- TASK INPUT:
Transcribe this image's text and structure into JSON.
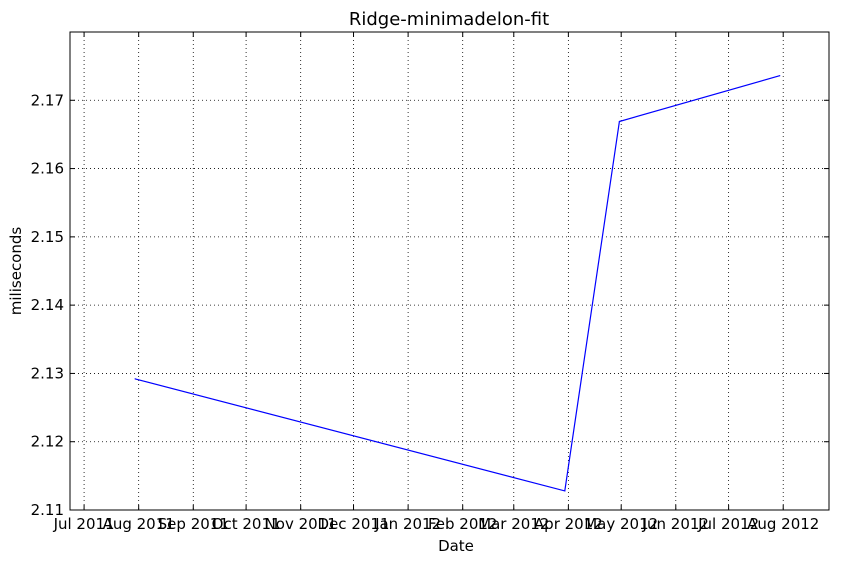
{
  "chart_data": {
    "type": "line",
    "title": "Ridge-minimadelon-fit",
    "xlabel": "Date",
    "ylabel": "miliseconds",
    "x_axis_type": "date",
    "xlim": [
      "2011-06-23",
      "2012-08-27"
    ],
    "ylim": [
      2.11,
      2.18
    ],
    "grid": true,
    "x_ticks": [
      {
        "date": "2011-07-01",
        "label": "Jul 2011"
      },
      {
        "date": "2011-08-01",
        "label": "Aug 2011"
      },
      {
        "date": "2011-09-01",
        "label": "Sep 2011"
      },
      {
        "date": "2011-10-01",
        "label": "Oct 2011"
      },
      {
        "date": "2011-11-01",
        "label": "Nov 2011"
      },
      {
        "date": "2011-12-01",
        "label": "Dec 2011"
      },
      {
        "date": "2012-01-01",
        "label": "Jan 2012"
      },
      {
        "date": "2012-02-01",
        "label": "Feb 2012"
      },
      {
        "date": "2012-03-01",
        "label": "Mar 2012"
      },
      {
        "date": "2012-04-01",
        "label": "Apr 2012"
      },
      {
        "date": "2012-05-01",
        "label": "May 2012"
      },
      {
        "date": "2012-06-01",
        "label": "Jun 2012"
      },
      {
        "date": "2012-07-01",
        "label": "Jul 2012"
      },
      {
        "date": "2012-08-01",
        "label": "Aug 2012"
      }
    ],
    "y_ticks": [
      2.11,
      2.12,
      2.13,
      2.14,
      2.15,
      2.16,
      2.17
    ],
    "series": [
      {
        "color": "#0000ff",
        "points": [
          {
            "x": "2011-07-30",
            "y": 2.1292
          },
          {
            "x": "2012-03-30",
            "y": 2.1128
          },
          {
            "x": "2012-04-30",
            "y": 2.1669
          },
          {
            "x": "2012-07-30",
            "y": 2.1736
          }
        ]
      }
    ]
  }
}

- EXERCISE OBJECTIVE:
Omit the pictures. Output every record above word for word.

- RESULT FOR THIS EXERCISE:
Transcribe this image's text and structure into JSON.
{
  "chart_data": {
    "type": "line",
    "title": "Ridge-minimadelon-fit",
    "xlabel": "Date",
    "ylabel": "miliseconds",
    "x_axis_type": "date",
    "xlim": [
      "2011-06-23",
      "2012-08-27"
    ],
    "ylim": [
      2.11,
      2.18
    ],
    "grid": true,
    "x_ticks": [
      {
        "date": "2011-07-01",
        "label": "Jul 2011"
      },
      {
        "date": "2011-08-01",
        "label": "Aug 2011"
      },
      {
        "date": "2011-09-01",
        "label": "Sep 2011"
      },
      {
        "date": "2011-10-01",
        "label": "Oct 2011"
      },
      {
        "date": "2011-11-01",
        "label": "Nov 2011"
      },
      {
        "date": "2011-12-01",
        "label": "Dec 2011"
      },
      {
        "date": "2012-01-01",
        "label": "Jan 2012"
      },
      {
        "date": "2012-02-01",
        "label": "Feb 2012"
      },
      {
        "date": "2012-03-01",
        "label": "Mar 2012"
      },
      {
        "date": "2012-04-01",
        "label": "Apr 2012"
      },
      {
        "date": "2012-05-01",
        "label": "May 2012"
      },
      {
        "date": "2012-06-01",
        "label": "Jun 2012"
      },
      {
        "date": "2012-07-01",
        "label": "Jul 2012"
      },
      {
        "date": "2012-08-01",
        "label": "Aug 2012"
      }
    ],
    "y_ticks": [
      2.11,
      2.12,
      2.13,
      2.14,
      2.15,
      2.16,
      2.17
    ],
    "series": [
      {
        "color": "#0000ff",
        "points": [
          {
            "x": "2011-07-30",
            "y": 2.1292
          },
          {
            "x": "2012-03-30",
            "y": 2.1128
          },
          {
            "x": "2012-04-30",
            "y": 2.1669
          },
          {
            "x": "2012-07-30",
            "y": 2.1736
          }
        ]
      }
    ]
  }
}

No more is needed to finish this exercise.